→ **Aim**
Return every line of the data below that includes the string "JSON".

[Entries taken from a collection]
# # # # #
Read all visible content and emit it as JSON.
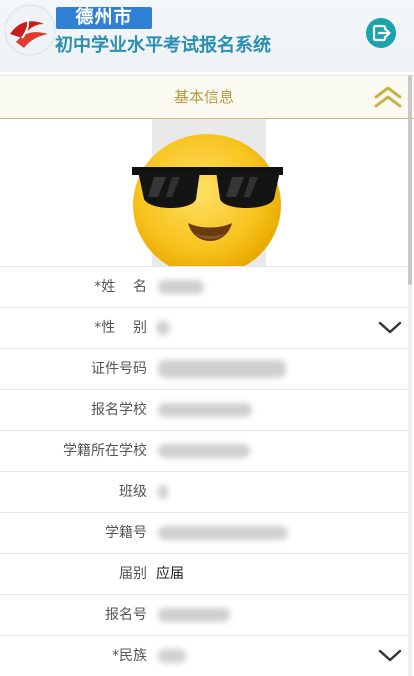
{
  "header": {
    "city": "德州市",
    "system_title": "初中学业水平考试报名系统",
    "logo_icon": "red-ribbon-logo-icon",
    "exit_icon": "logout-icon",
    "accent_color": "#2f7fd4",
    "exit_color": "#18a3ad"
  },
  "section": {
    "title": "基本信息",
    "collapse_icon": "double-chevron-up-icon",
    "title_color": "#b69a3c"
  },
  "avatar": {
    "overlay_icon": "sunglasses-emoji-icon"
  },
  "form": {
    "fields": [
      {
        "label": "*姓    名",
        "value": "",
        "blurred": true
      },
      {
        "label": "*性    别",
        "value": "",
        "blurred": true,
        "dropdown": true
      },
      {
        "label": "证件号码",
        "value": "",
        "blurred": true
      },
      {
        "label": "报名学校",
        "value": "",
        "blurred": true
      },
      {
        "label": "学籍所在学校",
        "value": "",
        "blurred": true
      },
      {
        "label": "班级",
        "value": "",
        "blurred": true
      },
      {
        "label": "学籍号",
        "value": "",
        "blurred": true
      },
      {
        "label": "届别",
        "value": "应届",
        "blurred": false
      },
      {
        "label": "报名号",
        "value": "",
        "blurred": true
      },
      {
        "label": "*民族",
        "value": "",
        "blurred": true,
        "dropdown": true
      }
    ]
  }
}
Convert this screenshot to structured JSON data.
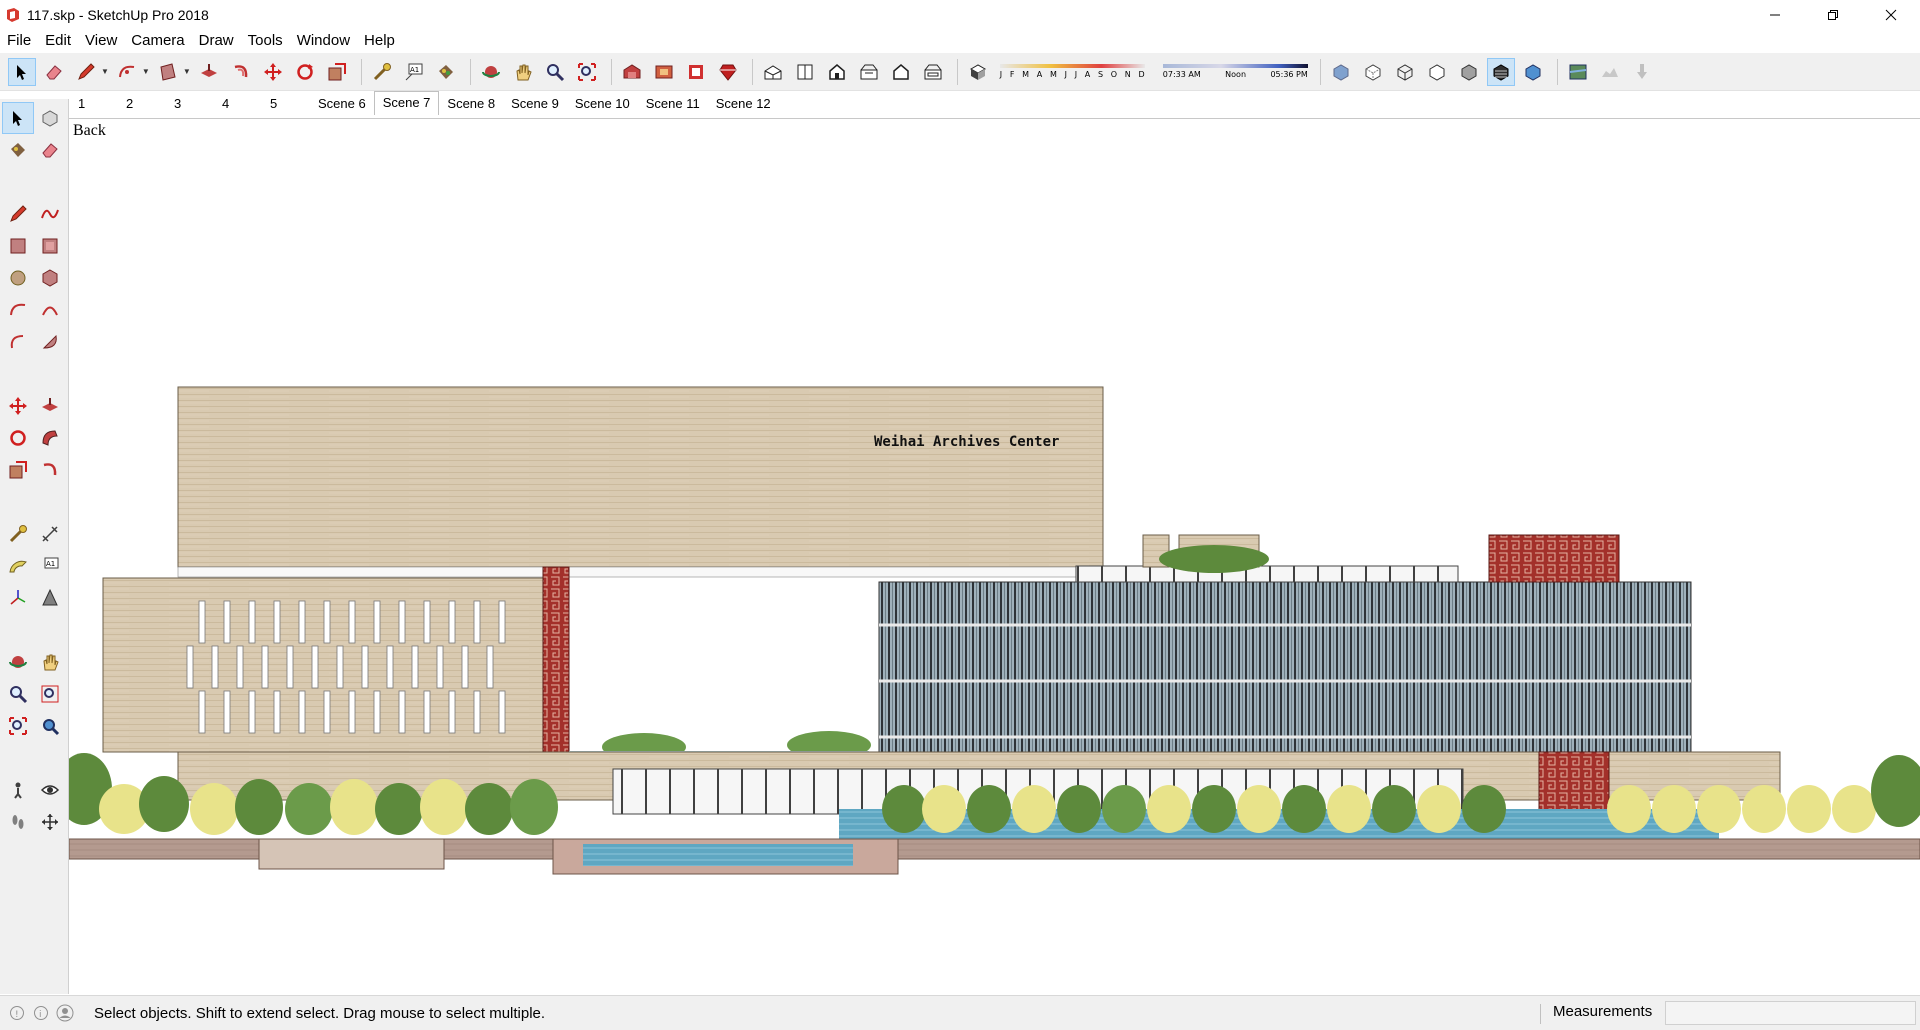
{
  "window": {
    "title": "117.skp - SketchUp Pro 2018",
    "controls": [
      "minimize",
      "restore",
      "close"
    ]
  },
  "menu": [
    "File",
    "Edit",
    "View",
    "Camera",
    "Draw",
    "Tools",
    "Window",
    "Help"
  ],
  "shadow_settings": {
    "months": [
      "J",
      "F",
      "M",
      "A",
      "M",
      "J",
      "J",
      "A",
      "S",
      "O",
      "N",
      "D"
    ],
    "time_start": "07:33 AM",
    "time_mid": "Noon",
    "time_end": "05:36 PM"
  },
  "scenes": {
    "tabs": [
      "1",
      "2",
      "3",
      "4",
      "5",
      "Scene 6",
      "Scene 7",
      "Scene 8",
      "Scene 9",
      "Scene 10",
      "Scene 11",
      "Scene 12"
    ],
    "active": "Scene 7"
  },
  "viewport": {
    "view_name": "Back",
    "building_sign": "Weihai Archives Center"
  },
  "status": {
    "hint": "Select objects. Shift to extend select. Drag mouse to select multiple.",
    "measurements_label": "Measurements",
    "measurements_value": ""
  },
  "colors": {
    "stone": "#d9cab1",
    "stone_dark": "#c9b89c",
    "red_panel": "#a3302a",
    "glass_facade": "#8fa3b0",
    "water": "#5fa7c2",
    "tree_green": "#5d8a3c",
    "tree_yellow": "#e8e38a",
    "ground": "#b49a8f",
    "selection_blue": "#cce4f7"
  }
}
# # # # #
→ **Result of this exercise**
Read all visible content and emit it as JSON.
Convert this screenshot to structured JSON data.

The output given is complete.